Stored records
-.-.-

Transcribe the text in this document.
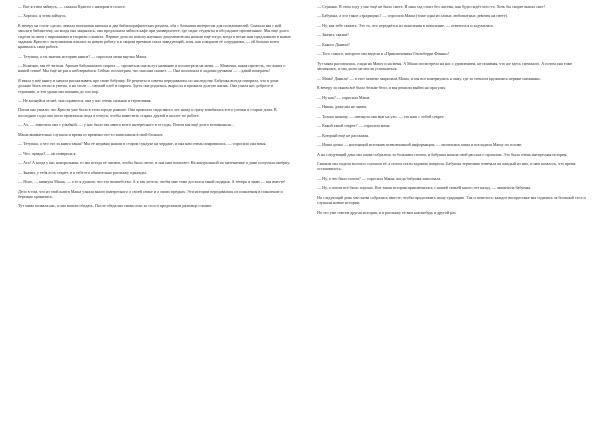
— Вот я этим займусь, — сказала Кристи с напором в голосе.

— Хорошо, я этим займусь.

К вечеру на столе «дела» лежала поисковая записка и два библиографических раздела, оба с большим интересом для пользователей. Сначала мы с ней зашли в библиотеку, но когда она закрылась, она предложила зайти в кафе при университете, где сидят студенты и обсуждают прочитанное. Мы ещё долго сидели за чаем с пирожными и спорили о книгах. Первые дела по поиску научных документов мы начали ещё тогда, когда к весне нам предложили и новые задания. Кристи с энтузиазмом взялась за новую работу и в скором времени стала заведующей, хотя, как говорили её сотрудники, — ей больше всего нравилась сама работа.

— Тетушка, а ты знаешь историю книги? — спросила меня внучка Маша.

— Конечно, мы её читали. Аромат бабушкиного пирога — прочитала она вслух название и посмотрела на меня. — Мамочка, какая прелесть, это книга о нашей семье! Мы ещё не раз к ней вернёмся. Сейчас посмотрим, что она нам скажет. — Она похлопала в ладоши ручками — ...давай поиграем!

Я взяла у неё книгу и начала рассказывать про свою бабушку. Её рецепты и советы передавались по наследству. Бабушка всегда говорила, что в доме должно быть тепло и уютно, а на столе — свежий хлеб и пироги. Здесь она родилась, выросла и прожила долгую жизнь. Она учила нас доброте и терпению, и эти уроки мы помним до сих пор.

— Не волнуйся за неё, она справится, она у нас очень сильная и терпеливая.

Потом мы узнали, что Кристи уже была в этом городе раньше. Она приехала сюда много лет назад и сразу влюбилась в его улочки и старые дома. В последние годы она часто приезжала сюда в отпуск, чтобы навестить старых друзей и коллег по работе.

— Ах, — заметила она с улыбкой, — у нас было так много всего интересного в те годы. Потом мы ещё долго вспоминали...

Маша внимательно слушала и время от времени что-то записывала в свой блокнот.

— Тетушка, а что это за книга такая? Мы её недавно нашли в старом сундуке на чердаке, и она нам очень понравилась, — спросила она меня.

— Что, правда? — не поверила я.

— Ага! А когда у нас контрольная, то мы всегда её читаем, чтобы было легче, и она нам помогает. На контрольной по математике я даже получила пятёрку.

— Значит, у тебя есть секрет, и я тебе его обязательно расскажу однажды.

— Ясно, — кивнула Маша, — а то я думала, что это волшебство. А я так хотела, чтобы мне тоже достался такой подарок. А теперь я знаю — мы вместе!

Дело в том, что из этой книги Маша узнала много интересного о своей семье и о своих предках. Эти истории передавались из поколения в поколение и бережно хранились.

Тут мама позвала нас, и мы пошли обедать. После обеда мы снова сели за стол и продолжили разговор о книге.

— Странно. В этом году у нас ещё не было снега. И наш сад стоит без листвы, как будто ждёт чего-то. Хоть бы скорее выпал снег!

— Бабушка, а что такое «традиция»? — спросила Маша (тоже одна из самых любопытных девочек на свете).

— Ну, как тебе сказать. Это то, что передаётся из поколения в поколение, — ответила я и задумалась.

— Значит, сказки?

— Какого Данила?

— Того самого, которого мы видели в «Приключениях Гекльберри Финна»!

Тут мама рассмеялась, глядя на Машу и на меня. А Маша посмотрела на нас с удивлением, не понимая, что же здесь смешного. А потом она тоже засмеялась, и мы долго не могли успокоиться.

— Мама! Данила! — в этот момент закричала Маша, и мы все повернулись к окну, где за стеклом кружились первые снежинки.

К вечеру за окном всё было белым-бело, и мы решили выйти на прогулку.

— Ну как? — спросила Маша.

— Никак, даже мы не знаем.

— Только никому, — шепнула она мне на ухо, — это наш с тобой секрет.

— Какой такой секрет? — спросила мама.

— Который ещё не рассказан.

— Наша дочка — настоящий источник всевозможной информации, — засмеялась мама и погладила Машу по голове.

А на следующий день мы снова собрались за большим столом, и бабушка начала свой рассказ о прошлом. Это была очень интересная история.

Сначала мы сидели молча и слушали её, а потом стали задавать вопросы. Бабушка терпеливо отвечала на каждый из них, и нам казалось, что время остановилось.

— Ну, а что было потом? — спросила Маша, когда бабушка замолчала.

— Ну, а потом всё было хорошо. Вот такая история приключилась с нашей семьёй много лет назад, — закончила бабушка.

На следующий день мы снова собрались вместе, чтобы продолжить нашу традицию. Так и повелось: каждое воскресенье мы садились за большой стол и слушали новые истории.

Но это уже совсем другая история, и я расскажу её вам как-нибудь в другой раз.
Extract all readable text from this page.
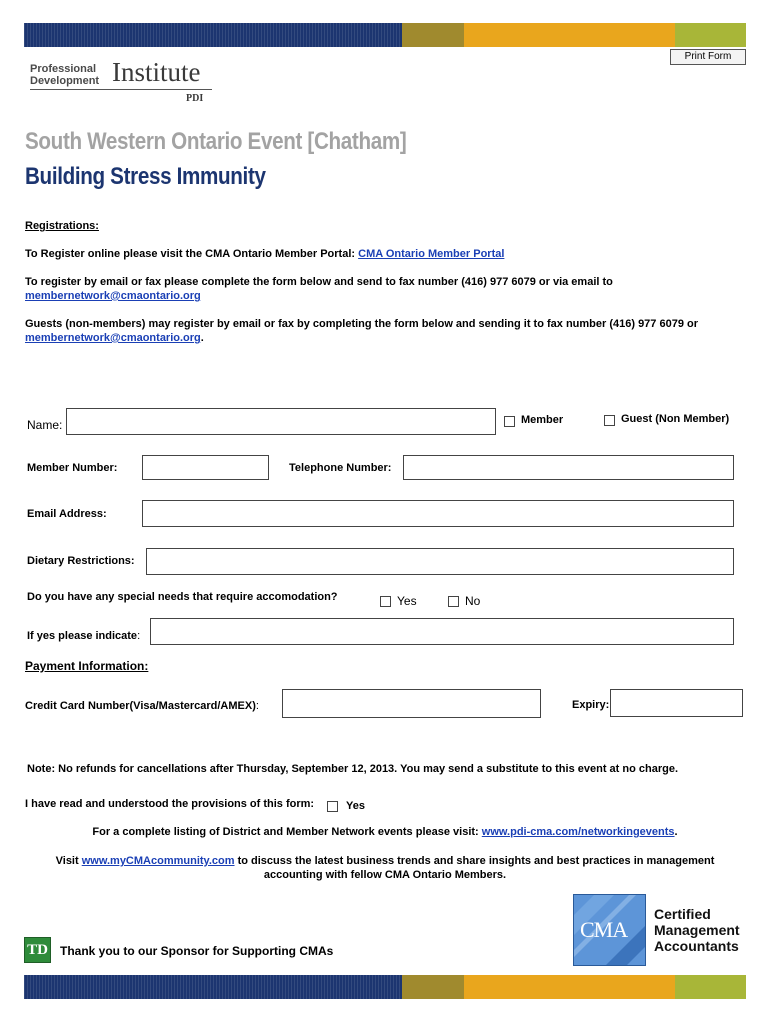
Print Form
Professional
Development Institute
PDI
South Western Ontario Event [Chatham]
Building Stress Immunity
Registrations:
To Register online please visit the CMA Ontario Member Portal: CMA Ontario Member Portal
To register by email or fax please complete the form below and send to fax number (416) 977 6079 or via email to
membernetwork@cmaontario.org
Guests (non-members) may register by email or fax by completing the form below and sending it to fax number (416) 977 6079 or
membernetwork@cmaontario.org.
Name:	Member	Guest (Non Member)
Member Number:	Telephone Number:
Email Address:
Dietary Restrictions:
Do you have any special needs that require accomodation?	Yes	No
If yes please indicate:
Payment Information:
Credit Card Number(Visa/Mastercard/AMEX):	Expiry:
Note: No refunds for cancellations after Thursday, September 12, 2013. You may send a substitute to this event at no charge.
I have read and understood the provisions of this form:	Yes
For a complete listing of District and Member Network events please visit: www.pdi-cma.com/networkingevents.
Visit www.myCMAcommunity.com to discuss the latest business trends and share insights and best practices in management
accounting with fellow CMA Ontario Members.
TD Thank you to our Sponsor for Supporting CMAs
CMA
Certified
Management
Accountants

-.-.-

Instructions to follow: Check each line of the records above for the string "cmaontario", and report every line that has it.

Exercise result:
membernetwork@cmaontario.org
membernetwork@cmaontario.org.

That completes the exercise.